WRITTEN REQUEST:
Copy all the entries word for word, but omit the pictures.

DATASET RECORDS:
⁂

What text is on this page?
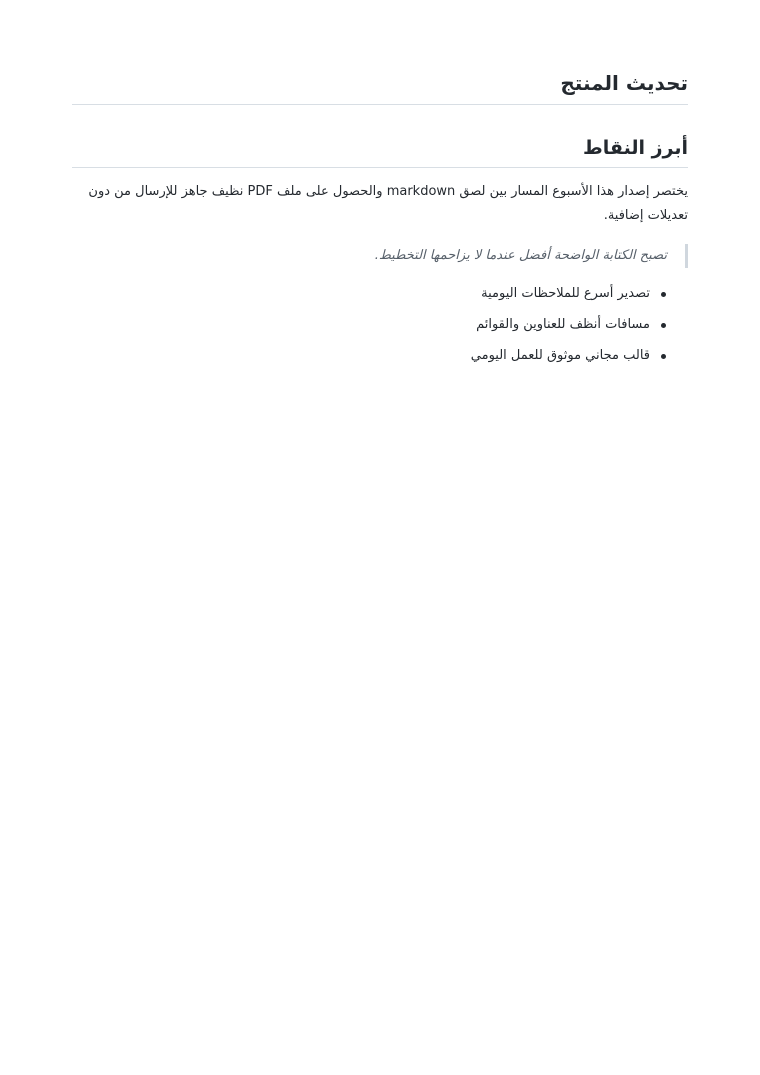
تحديث المنتج
أبرز النقاط

يختصر إصدار هذا الأسبوع المسار بين لصق markdown والحصول على ملف PDF نظيف جاهز للإرسال من دون تعديلات إضافية.

تصبح الكتابة الواضحة أفضل عندما لا يزاحمها التخطيط.
تصدير أسرع للملاحظات اليومية
مسافات أنظف للعناوين والقوائم
قالب مجاني موثوق للعمل اليومي
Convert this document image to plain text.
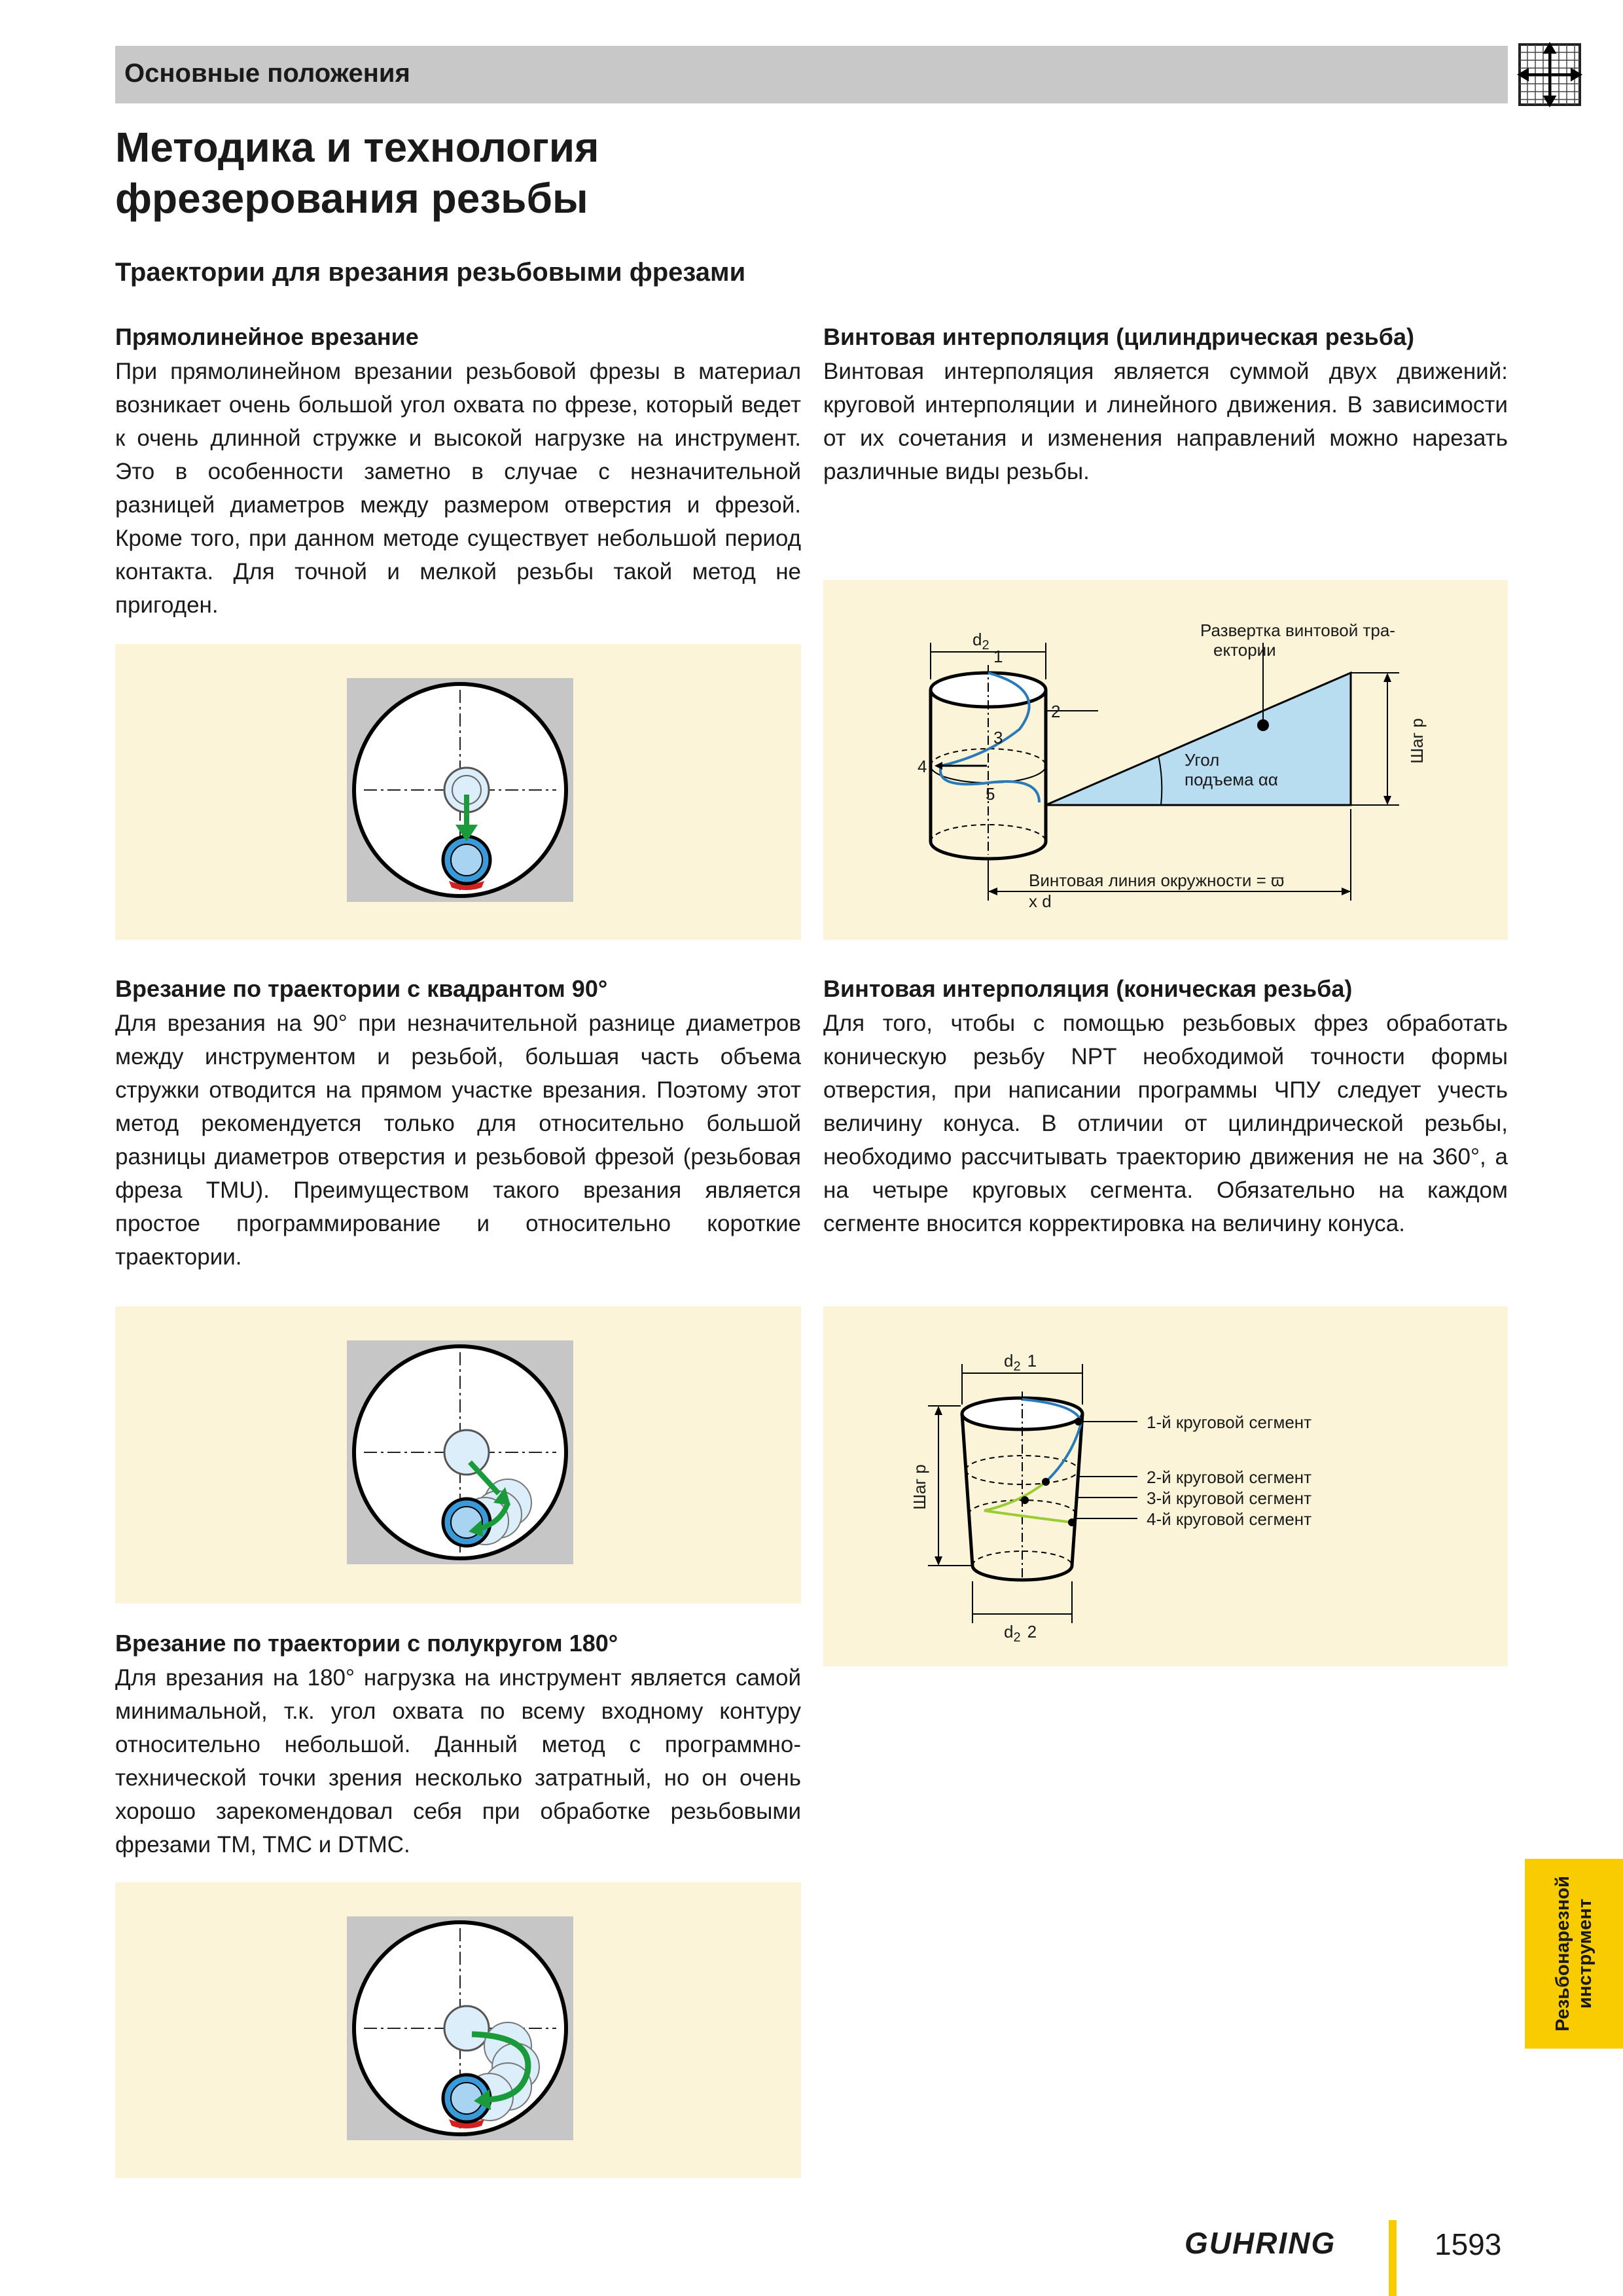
Основные положения
Методика и технология
фрезерования резьбы
Траектории для врезания резьбовыми фрезами
Прямолинейное врезание
При прямолинейном врезании резьбовой фрезы в материал возникает очень большой угол охвата по фрезе, который ведет к очень длинной стружке и высокой нагрузке на инструмент. Это в особенности заметно в случае с незначительной разницей диаметров между размером отверстия и фрезой. Кроме того, при данном методе существует небольшой период контакта. Для точной и мелкой резьбы такой метод не пригоден.
Врезание по траектории с квадрантом 90°
Для врезания на 90° при незначительной разнице диаметров между инструментом и резьбой, большая часть объема стружки отводится на прямом участке врезания. Поэтому этот метод рекомендуется только для относительно большой разницы диаметров отверстия и резьбовой фрезой (резьбовая фреза TMU). Преимуществом такого врезания является простое программирование и относительно короткие траектории.
Врезание по траектории с полукругом 180°
Для врезания на 180° нагрузка на инструмент является самой минимальной, т.к. угол охвата по всему входному контуру относительно небольшой. Данный метод с программно-технической точки зрения несколько затратный, но он очень хорошо зарекомендовал себя при обработке резьбовыми фрезами TM, TMC и DTMC.
Винтовая интерполяция (цилиндрическая резьба)
Винтовая интерполяция является суммой двух движений: круговой интерполяции и линейного движения. В зависимости от их сочетания и изменения направлений можно нарезать различные виды резьбы.
Шаг p
Развертка винтовой тра-
ектории
Угол
подъема αα
1
2
3
4
5
$d_2$
Винтовая линия окружности = ϖ
x d
Винтовая интерполяция (коническая резьба)
Для того, чтобы с помощью резьбовых фрез обработать коническую резьбу NPT необходимой точности формы отверстия, при написании программы ЧПУ следует учесть величину конуса. В отличии от цилиндрической резьбы, необходимо рассчитывать траекторию движения не на 360°, а на четыре круговых сегмента. Обязательно на каждом сегменте вносится корректировка на величину конуса.
$d_2$ 1
1-й круговой сегмент
2-й круговой сегмент
3-й круговой сегмент
4-й круговой сегмент
Шаг p
$d_2$ 2
Резьбонарезной инструмент
GUHRING	1593
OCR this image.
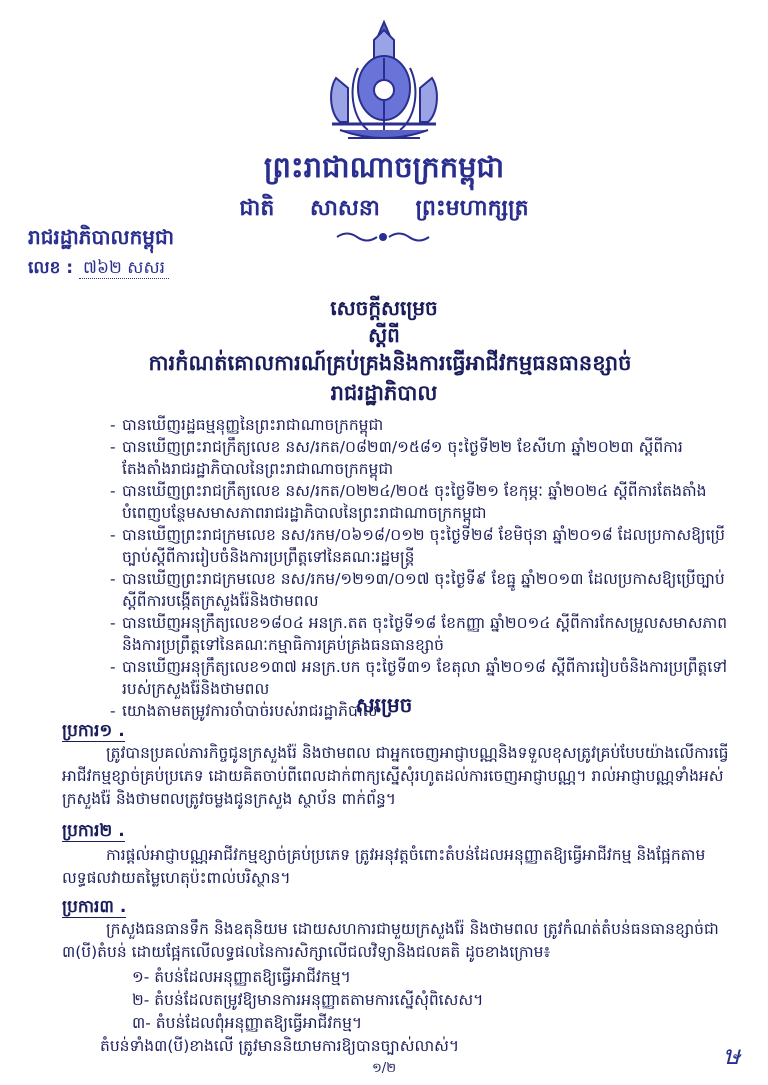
ព្រះរាជាណាចក្រកម្ពុជា
ជាតិ សាសនា ព្រះមហាក្សត្រ
រាជរដ្ឋាភិបាលកម្ពុជា
លេខ : ៧៦២ សសរ
សេចក្ដីសម្រេច
ស្ដីពី
ការកំណត់គោលការណ៍គ្រប់គ្រងនិងការធ្វើអាជីវកម្មធនធានខ្សាច់
រាជរដ្ឋាភិបាល

- បានឃើញរដ្ឋធម្មនុញ្ញនៃព្រះរាជាណាចក្រកម្ពុជា

- បានឃើញព្រះរាជក្រឹត្យលេខ នស/រកត/០៨២៣/១៥៨១ ចុះថ្ងៃទី២២ ខែសីហា ឆ្នាំ២០២៣ ស្ដីពីការតែងតាំងរាជរដ្ឋាភិបាលនៃព្រះរាជាណាចក្រកម្ពុជា

- បានឃើញព្រះរាជក្រឹត្យលេខ នស/រកត/០២២៤/២០៥ ចុះថ្ងៃទី២១ ខែកុម្ភៈ ឆ្នាំ២០២៤ ស្ដីពីការតែងតាំងបំពេញបន្ថែមសមាសភាពរាជរដ្ឋាភិបាលនៃព្រះរាជាណាចក្រកម្ពុជា

- បានឃើញព្រះរាជក្រមលេខ នស/រកម/០៦១៨/០១២ ចុះថ្ងៃទី២៨ ខែមិថុនា ឆ្នាំ២០១៨ ដែលប្រកាសឱ្យប្រើច្បាប់ស្ដីពីការរៀបចំនិងការប្រព្រឹត្តទៅនៃគណៈរដ្ឋមន្ត្រី

- បានឃើញព្រះរាជក្រមលេខ នស/រកម/១២១៣/០១៧ ចុះថ្ងៃទី៩ ខែធ្នូ ឆ្នាំ២០១៣ ដែលប្រកាសឱ្យប្រើច្បាប់ស្ដីពីការបង្កើតក្រសួងរ៉ែនិងថាមពល

- បានឃើញអនុក្រឹត្យលេខ១៨០៤ អនក្រ.តត ចុះថ្ងៃទី១៨ ខែកញ្ញា ឆ្នាំ២០១៤ ស្ដីពីការកែសម្រួលសមាសភាពនិងការប្រព្រឹត្តទៅនៃគណៈកម្មាធិការគ្រប់គ្រងធនធានខ្សាច់

- បានឃើញអនុក្រឹត្យលេខ១៣៧ អនក្រ.បក ចុះថ្ងៃទី៣១ ខែតុលា ឆ្នាំ២០១៨ ស្ដីពីការរៀបចំនិងការប្រព្រឹត្តទៅរបស់ក្រសួងរ៉ែនិងថាមពល

- យោងតាមតម្រូវការចាំបាច់របស់រាជរដ្ឋាភិបាល

សម្រេច
ប្រការ១ .
ត្រូវបានប្រគល់ភារកិច្ចជូនក្រសួងរ៉ែ និងថាមពល ជាអ្នកចេញអាជ្ញាបណ្ណនិងទទួលខុសត្រូវគ្រប់បែបយ៉ាងលើការធ្វើអាជីវកម្មខ្សាច់គ្រប់ប្រភេទ ដោយគិតចាប់ពីពេលដាក់ពាក្យស្នើសុំរហូតដល់ការចេញអាជ្ញាបណ្ណ។ រាល់អាជ្ញាបណ្ណទាំងអស់ ក្រសួងរ៉ែ និងថាមពលត្រូវចម្លងជូនក្រសួង ស្ថាប័ន ពាក់ព័ន្ធ។
ប្រការ២ .
ការផ្ដល់អាជ្ញាបណ្ណអាជីវកម្មខ្សាច់គ្រប់ប្រភេទ ត្រូវអនុវត្តចំពោះតំបន់ដែលអនុញ្ញាតឱ្យធ្វើអាជីវកម្ម និងផ្អែកតាមលទ្ធផលវាយតម្លៃហេតុប៉ះពាល់បរិស្ថាន។
ប្រការ៣ .
ក្រសួងធនធានទឹក និងឧតុនិយម ដោយសហការជាមួយក្រសួងរ៉ែ និងថាមពល ត្រូវកំណត់តំបន់ធនធានខ្សាច់ជា ៣(បី)តំបន់ ដោយផ្អែកលើលទ្ធផលនៃការសិក្សាលើជលវិទ្យានិងជលគតិ ដូចខាងក្រោម៖
១- តំបន់ដែលអនុញ្ញាតឱ្យធ្វើអាជីវកម្ម។
២- តំបន់ដែលតម្រូវឱ្យមានការអនុញ្ញាតតាមការស្នើសុំពិសេស។
៣- តំបន់ដែលពុំអនុញ្ញាតឱ្យធ្វើអាជីវកម្ម។
តំបន់ទាំង៣(បី)ខាងលើ ត្រូវមាននិយាមការឱ្យបានច្បាស់លាស់។
១/២	ษ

⁂

RESPONSE:
What text is on this page?
تحديث المنتج
أبرز النقاط

يختصر إصدار هذا الأسبوع المسار بين لصق markdown والحصول على ملف PDF نظيف جاهز للإرسال من دون تعديلات إضافية.

تصبح الكتابة الواضحة أفضل عندما لا يزاحمها التخطيط.
تصدير أسرع للملاحظات اليومية
مسافات أنظف للعناوين والقوائم
قالب مجاني موثوق للعمل اليومي
Convert this document image to plain text.
Основные положения
Методика и технология
фрезерования резьбы
Траектории для врезания резьбовыми фрезами
Прямолинейное врезание
При прямолинейном врезании резьбовой фрезы в материал возникает очень большой угол охвата по фрезе, который ведет к очень длинной стружке и высокой нагрузке на инструмент. Это в особенности заметно в случае с незначительной разницей диаметров между размером отверстия и фрезой. Кроме того, при данном методе существует небольшой период контакта. Для точной и мелкой резьбы такой метод не пригоден.
Врезание по траектории с квадрантом 90°
Для врезания на 90° при незначительной разнице диаметров между инструментом и резьбой, большая часть объема стружки отводится на прямом участке врезания. Поэтому этот метод рекомендуется только для относительно большой разницы диаметров отверстия и резьбовой фрезой (резьбовая фреза TMU). Преимуществом такого врезания является простое программирование и относительно короткие траектории.
Врезание по траектории с полукругом 180°
Для врезания на 180° нагрузка на инструмент является самой минимальной, т.к. угол охвата по всему входному контуру относительно небольшой. Данный метод с программно-технической точки зрения несколько затратный, но он очень хорошо зарекомендовал себя при обработке резьбовыми фрезами TM, TMC и DTMC.
Винтовая интерполяция (цилиндрическая резьба)
Винтовая интерполяция является суммой двух движений: круговой интерполяции и линейного движения. В зависимости от их сочетания и изменения направлений можно нарезать различные виды резьбы.
Шаг p
Развертка винтовой тра-
ектории
Угол
подъема αα
1
2
3
4
5
$d_2$
Винтовая линия окружности = ϖ
x d
Винтовая интерполяция (коническая резьба)
Для того, чтобы с помощью резьбовых фрез обработать коническую резьбу NPT необходимой точности формы отверстия, при написании программы ЧПУ следует учесть величину конуса. В отличии от цилиндрической резьбы, необходимо рассчитывать траекторию движения не на 360°, а на четыре круговых сегмента. Обязательно на каждом сегменте вносится корректировка на величину конуса.
$d_2$ 1
1-й круговой сегмент
2-й круговой сегмент
3-й круговой сегмент
4-й круговой сегмент
Шаг p
$d_2$ 2
Резьбонарезной инструмент
GUHRING	1593
OCR this image.
ព្រះរាជាណាចក្រកម្ពុជា
ជាតិ សាសនា ព្រះមហាក្សត្រ
រាជរដ្ឋាភិបាលកម្ពុជា
លេខ : ៧៦២ សសរ
សេចក្ដីសម្រេច
ស្ដីពី
ការកំណត់គោលការណ៍គ្រប់គ្រងនិងការធ្វើអាជីវកម្មធនធានខ្សាច់
រាជរដ្ឋាភិបាល

- បានឃើញរដ្ឋធម្មនុញ្ញនៃព្រះរាជាណាចក្រកម្ពុជា

- បានឃើញព្រះរាជក្រឹត្យលេខ នស/រកត/០៨២៣/១៥៨១ ចុះថ្ងៃទី២២ ខែសីហា ឆ្នាំ២០២៣ ស្ដីពីការតែងតាំងរាជរដ្ឋាភិបាលនៃព្រះរាជាណាចក្រកម្ពុជា

- បានឃើញព្រះរាជក្រឹត្យលេខ នស/រកត/០២២៤/២០៥ ចុះថ្ងៃទី២១ ខែកុម្ភៈ ឆ្នាំ២០២៤ ស្ដីពីការតែងតាំងបំពេញបន្ថែមសមាសភាពរាជរដ្ឋាភិបាលនៃព្រះរាជាណាចក្រកម្ពុជា

- បានឃើញព្រះរាជក្រមលេខ នស/រកម/០៦១៨/០១២ ចុះថ្ងៃទី២៨ ខែមិថុនា ឆ្នាំ២០១៨ ដែលប្រកាសឱ្យប្រើច្បាប់ស្ដីពីការរៀបចំនិងការប្រព្រឹត្តទៅនៃគណៈរដ្ឋមន្ត្រី

- បានឃើញព្រះរាជក្រមលេខ នស/រកម/១២១៣/០១៧ ចុះថ្ងៃទី៩ ខែធ្នូ ឆ្នាំ២០១៣ ដែលប្រកាសឱ្យប្រើច្បាប់ស្ដីពីការបង្កើតក្រសួងរ៉ែនិងថាមពល

- បានឃើញអនុក្រឹត្យលេខ១៨០៤ អនក្រ.តត ចុះថ្ងៃទី១៨ ខែកញ្ញា ឆ្នាំ២០១៤ ស្ដីពីការកែសម្រួលសមាសភាពនិងការប្រព្រឹត្តទៅនៃគណៈកម្មាធិការគ្រប់គ្រងធនធានខ្សាច់

- បានឃើញអនុក្រឹត្យលេខ១៣៧ អនក្រ.បក ចុះថ្ងៃទី៣១ ខែតុលា ឆ្នាំ២០១៨ ស្ដីពីការរៀបចំនិងការប្រព្រឹត្តទៅរបស់ក្រសួងរ៉ែនិងថាមពល

- យោងតាមតម្រូវការចាំបាច់របស់រាជរដ្ឋាភិបាល

សម្រេច
ប្រការ១ .
ត្រូវបានប្រគល់ភារកិច្ចជូនក្រសួងរ៉ែ និងថាមពល ជាអ្នកចេញអាជ្ញាបណ្ណនិងទទួលខុសត្រូវគ្រប់បែបយ៉ាងលើការធ្វើអាជីវកម្មខ្សាច់គ្រប់ប្រភេទ ដោយគិតចាប់ពីពេលដាក់ពាក្យស្នើសុំរហូតដល់ការចេញអាជ្ញាបណ្ណ។ រាល់អាជ្ញាបណ្ណទាំងអស់ ក្រសួងរ៉ែ និងថាមពលត្រូវចម្លងជូនក្រសួង ស្ថាប័ន ពាក់ព័ន្ធ។
ប្រការ២ .
ការផ្ដល់អាជ្ញាបណ្ណអាជីវកម្មខ្សាច់គ្រប់ប្រភេទ ត្រូវអនុវត្តចំពោះតំបន់ដែលអនុញ្ញាតឱ្យធ្វើអាជីវកម្ម និងផ្អែកតាមលទ្ធផលវាយតម្លៃហេតុប៉ះពាល់បរិស្ថាន។
ប្រការ៣ .
ក្រសួងធនធានទឹក និងឧតុនិយម ដោយសហការជាមួយក្រសួងរ៉ែ និងថាមពល ត្រូវកំណត់តំបន់ធនធានខ្សាច់ជា ៣(បី)តំបន់ ដោយផ្អែកលើលទ្ធផលនៃការសិក្សាលើជលវិទ្យានិងជលគតិ ដូចខាងក្រោម៖
១- តំបន់ដែលអនុញ្ញាតឱ្យធ្វើអាជីវកម្ម។
២- តំបន់ដែលតម្រូវឱ្យមានការអនុញ្ញាតតាមការស្នើសុំពិសេស។
៣- តំបន់ដែលពុំអនុញ្ញាតឱ្យធ្វើអាជីវកម្ម។
តំបន់ទាំង៣(បី)ខាងលើ ត្រូវមាននិយាមការឱ្យបានច្បាស់លាស់។
១/២	ษ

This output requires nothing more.